___ Text ___
A report by the Convergence Consulting Group found that in the past two years, over 800,000 U.S. households dropped their cable subscriptions, or as is known, “cut the cord.” Of these, a whopping 600,000 cords were cut last year. The report estimates that in the recent quarter more than 500,000 cable subscribers cut their connections. The competition for the cable TV companies continues to get stronger with the growing catalogue of online streaming players like Netflix and Hulu and new entrants like Google TV and Apple TV, now known as iIV, making it easier for users to view online content on their television sets.
Time Warner’s Financials
Despite the above statistics, revenues at Times Warner (NYSE:TWX) increased 2% over the year to $6.38 billion. But revenues fell short of the market’s expectations of $6.41 billion. By segment, cable revenues grew 9% over the year to $3 billion driven by 10% growth in ad revenues. The publishing segment, which includes Time and People magazines, saw ad revenues grow 5% over the year, but subscription revenues fell 5%. Filmed entertainment revenues were flat at $2.8 billion despite strong box office collections for the company’s movie Inception. The movie grossed over $800 million at the global box office. For the quarter, EPS of $0.62 managed to surpass analyst expectations of $0.53.
The company raised its full-year outlook and is now looking for margins in the high 20% range compared with the earlier forecast of at least 20%. The market was expecting earnings growth of 23%.
Time Warner’s Content Anywhere Strategy
Time Warner is focusing on getting their cable, film, and print content accessible to users on any device, at any location, and at any time. Within cable, they company is concerned about their shrinking subscriber base. As promotional pricing ends, they expect over 1.5 million HBO subscribers to disconnect access. To help lure more viewers, they launched TV Everywhere, HBO Go, and MAX Go earlier this year. Through their partnerships with players like Verizon and Comcast, Time Warner claims to be delivering one of either TV Everywhere, HBO Go, or MAX Go to over 50 million homes already. They project the numbers to grow to 70 million homes by the second quarter of next year.
___ Raw data ___
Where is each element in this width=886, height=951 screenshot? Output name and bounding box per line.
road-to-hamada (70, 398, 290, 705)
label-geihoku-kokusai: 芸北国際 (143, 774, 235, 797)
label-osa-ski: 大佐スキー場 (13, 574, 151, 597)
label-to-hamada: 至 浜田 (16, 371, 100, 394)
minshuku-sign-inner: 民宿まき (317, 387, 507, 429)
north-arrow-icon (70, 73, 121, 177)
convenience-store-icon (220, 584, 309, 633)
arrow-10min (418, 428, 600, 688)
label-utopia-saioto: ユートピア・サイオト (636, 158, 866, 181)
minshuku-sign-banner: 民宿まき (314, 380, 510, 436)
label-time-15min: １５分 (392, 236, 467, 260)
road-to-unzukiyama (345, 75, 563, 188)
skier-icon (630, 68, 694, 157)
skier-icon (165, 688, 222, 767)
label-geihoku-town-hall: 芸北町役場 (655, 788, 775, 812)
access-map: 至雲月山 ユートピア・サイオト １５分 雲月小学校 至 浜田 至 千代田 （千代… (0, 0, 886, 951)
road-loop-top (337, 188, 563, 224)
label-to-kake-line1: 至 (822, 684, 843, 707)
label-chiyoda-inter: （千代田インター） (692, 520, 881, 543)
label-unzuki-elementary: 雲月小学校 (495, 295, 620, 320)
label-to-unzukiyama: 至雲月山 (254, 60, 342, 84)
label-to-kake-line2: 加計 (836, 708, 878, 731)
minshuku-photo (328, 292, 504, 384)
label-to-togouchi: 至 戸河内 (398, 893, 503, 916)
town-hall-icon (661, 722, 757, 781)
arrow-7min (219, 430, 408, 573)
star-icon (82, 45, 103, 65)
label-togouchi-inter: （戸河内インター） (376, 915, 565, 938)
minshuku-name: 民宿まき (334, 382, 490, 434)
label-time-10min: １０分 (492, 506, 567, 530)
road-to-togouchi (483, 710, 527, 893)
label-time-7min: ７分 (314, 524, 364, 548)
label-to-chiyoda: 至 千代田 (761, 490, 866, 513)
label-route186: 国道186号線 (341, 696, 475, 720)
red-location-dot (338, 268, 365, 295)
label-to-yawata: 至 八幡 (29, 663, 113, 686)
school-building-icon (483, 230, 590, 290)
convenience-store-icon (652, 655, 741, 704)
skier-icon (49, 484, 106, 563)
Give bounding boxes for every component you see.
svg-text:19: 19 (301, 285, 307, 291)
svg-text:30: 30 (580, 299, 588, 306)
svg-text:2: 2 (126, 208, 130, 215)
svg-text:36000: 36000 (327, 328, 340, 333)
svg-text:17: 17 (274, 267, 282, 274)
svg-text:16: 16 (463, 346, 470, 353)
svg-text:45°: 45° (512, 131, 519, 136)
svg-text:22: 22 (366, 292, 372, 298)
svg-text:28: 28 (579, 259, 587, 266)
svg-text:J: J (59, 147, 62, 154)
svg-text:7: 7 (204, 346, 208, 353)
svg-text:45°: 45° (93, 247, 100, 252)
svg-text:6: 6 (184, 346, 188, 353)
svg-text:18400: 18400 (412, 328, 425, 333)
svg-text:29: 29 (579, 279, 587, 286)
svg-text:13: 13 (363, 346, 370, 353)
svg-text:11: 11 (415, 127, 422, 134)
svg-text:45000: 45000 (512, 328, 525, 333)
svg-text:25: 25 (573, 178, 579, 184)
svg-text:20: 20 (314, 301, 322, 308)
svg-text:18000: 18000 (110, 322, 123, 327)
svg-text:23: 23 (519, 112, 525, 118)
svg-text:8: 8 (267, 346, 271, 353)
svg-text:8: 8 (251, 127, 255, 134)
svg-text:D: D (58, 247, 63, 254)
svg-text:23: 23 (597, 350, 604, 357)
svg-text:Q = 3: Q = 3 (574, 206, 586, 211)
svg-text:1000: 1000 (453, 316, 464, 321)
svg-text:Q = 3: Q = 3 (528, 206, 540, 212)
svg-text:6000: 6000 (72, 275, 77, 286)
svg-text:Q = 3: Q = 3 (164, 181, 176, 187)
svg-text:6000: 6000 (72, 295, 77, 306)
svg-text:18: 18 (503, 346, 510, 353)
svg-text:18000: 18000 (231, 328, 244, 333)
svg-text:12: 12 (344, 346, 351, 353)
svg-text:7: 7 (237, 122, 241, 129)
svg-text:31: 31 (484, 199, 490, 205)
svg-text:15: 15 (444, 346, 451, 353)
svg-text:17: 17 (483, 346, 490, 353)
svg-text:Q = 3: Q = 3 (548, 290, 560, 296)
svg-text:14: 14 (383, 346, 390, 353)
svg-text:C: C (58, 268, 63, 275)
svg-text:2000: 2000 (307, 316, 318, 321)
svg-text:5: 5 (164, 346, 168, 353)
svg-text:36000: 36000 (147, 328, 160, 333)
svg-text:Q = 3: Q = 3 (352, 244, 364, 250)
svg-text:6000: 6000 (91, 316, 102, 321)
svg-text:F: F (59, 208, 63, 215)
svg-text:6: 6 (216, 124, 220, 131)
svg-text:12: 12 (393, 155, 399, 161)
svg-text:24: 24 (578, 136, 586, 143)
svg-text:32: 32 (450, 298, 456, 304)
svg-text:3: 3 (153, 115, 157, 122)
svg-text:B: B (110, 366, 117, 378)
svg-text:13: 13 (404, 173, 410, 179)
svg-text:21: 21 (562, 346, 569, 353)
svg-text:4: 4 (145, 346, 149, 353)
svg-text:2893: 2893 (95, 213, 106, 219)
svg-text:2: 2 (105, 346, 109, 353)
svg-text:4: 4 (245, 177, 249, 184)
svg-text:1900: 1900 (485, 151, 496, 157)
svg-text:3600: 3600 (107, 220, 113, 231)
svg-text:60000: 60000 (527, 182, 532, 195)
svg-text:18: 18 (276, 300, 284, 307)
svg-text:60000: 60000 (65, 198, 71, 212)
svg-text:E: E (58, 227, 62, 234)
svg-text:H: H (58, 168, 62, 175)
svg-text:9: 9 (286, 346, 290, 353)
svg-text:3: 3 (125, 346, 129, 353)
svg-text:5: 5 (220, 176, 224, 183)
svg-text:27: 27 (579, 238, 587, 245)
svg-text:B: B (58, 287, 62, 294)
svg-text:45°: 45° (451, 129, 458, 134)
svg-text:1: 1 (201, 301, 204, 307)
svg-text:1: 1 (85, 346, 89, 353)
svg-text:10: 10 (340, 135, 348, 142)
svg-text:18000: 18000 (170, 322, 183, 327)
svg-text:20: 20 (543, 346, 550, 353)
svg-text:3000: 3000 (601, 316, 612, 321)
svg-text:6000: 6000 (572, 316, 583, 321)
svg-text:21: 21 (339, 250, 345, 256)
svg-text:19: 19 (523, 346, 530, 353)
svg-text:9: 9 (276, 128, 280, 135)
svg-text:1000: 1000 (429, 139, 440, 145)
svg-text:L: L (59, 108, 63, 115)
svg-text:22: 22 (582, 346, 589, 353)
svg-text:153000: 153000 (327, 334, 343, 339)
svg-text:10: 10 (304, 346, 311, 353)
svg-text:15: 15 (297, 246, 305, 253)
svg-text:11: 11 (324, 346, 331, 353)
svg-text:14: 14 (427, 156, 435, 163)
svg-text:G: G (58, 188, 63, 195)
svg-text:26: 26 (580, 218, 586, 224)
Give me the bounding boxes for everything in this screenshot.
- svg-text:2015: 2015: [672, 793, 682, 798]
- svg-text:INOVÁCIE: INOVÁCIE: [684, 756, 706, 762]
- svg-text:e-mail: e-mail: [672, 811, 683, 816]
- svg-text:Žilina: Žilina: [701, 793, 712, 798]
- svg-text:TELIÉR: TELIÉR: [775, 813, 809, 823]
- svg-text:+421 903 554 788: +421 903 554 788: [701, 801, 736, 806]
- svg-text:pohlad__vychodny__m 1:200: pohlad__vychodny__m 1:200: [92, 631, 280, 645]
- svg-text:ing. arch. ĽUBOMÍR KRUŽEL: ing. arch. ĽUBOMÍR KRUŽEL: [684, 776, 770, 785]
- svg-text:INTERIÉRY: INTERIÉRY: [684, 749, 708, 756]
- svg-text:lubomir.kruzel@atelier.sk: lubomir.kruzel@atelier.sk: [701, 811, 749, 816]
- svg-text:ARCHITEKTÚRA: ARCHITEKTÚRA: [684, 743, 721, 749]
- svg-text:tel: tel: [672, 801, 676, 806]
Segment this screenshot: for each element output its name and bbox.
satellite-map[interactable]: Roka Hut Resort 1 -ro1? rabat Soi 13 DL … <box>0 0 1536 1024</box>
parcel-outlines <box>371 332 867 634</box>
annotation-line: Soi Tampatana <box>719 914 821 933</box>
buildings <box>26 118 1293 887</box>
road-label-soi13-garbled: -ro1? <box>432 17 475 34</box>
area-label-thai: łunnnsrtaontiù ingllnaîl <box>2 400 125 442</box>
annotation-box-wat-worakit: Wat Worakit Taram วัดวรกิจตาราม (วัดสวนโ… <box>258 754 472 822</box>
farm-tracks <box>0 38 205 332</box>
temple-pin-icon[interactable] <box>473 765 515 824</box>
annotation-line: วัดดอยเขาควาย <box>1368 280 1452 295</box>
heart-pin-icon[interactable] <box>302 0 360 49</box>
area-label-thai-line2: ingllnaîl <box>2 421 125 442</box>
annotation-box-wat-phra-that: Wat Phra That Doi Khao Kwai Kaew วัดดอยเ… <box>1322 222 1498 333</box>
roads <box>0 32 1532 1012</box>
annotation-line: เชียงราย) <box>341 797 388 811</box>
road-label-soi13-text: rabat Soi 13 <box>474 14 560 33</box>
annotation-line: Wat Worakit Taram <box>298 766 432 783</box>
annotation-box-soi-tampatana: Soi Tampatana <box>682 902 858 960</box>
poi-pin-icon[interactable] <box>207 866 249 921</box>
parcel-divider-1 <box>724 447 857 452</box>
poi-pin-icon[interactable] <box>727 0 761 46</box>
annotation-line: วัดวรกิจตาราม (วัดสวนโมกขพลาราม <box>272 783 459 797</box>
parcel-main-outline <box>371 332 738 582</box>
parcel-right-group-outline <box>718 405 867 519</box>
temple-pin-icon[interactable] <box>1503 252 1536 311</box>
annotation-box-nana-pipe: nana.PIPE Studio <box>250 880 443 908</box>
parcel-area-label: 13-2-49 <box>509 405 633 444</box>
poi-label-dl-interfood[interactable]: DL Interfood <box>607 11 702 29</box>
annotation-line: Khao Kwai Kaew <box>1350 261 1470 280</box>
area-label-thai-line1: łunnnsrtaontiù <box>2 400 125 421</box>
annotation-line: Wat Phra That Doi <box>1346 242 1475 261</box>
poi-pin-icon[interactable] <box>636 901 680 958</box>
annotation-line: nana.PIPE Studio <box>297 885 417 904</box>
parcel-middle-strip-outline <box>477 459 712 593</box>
___
Translate this sentence from the Time Warner text into Spanish: "The movie grossed over $800 million at the global box office." These lines aren't needed for the work here.

La película recaudó más de 800 millones de dólares en la taquilla mundial.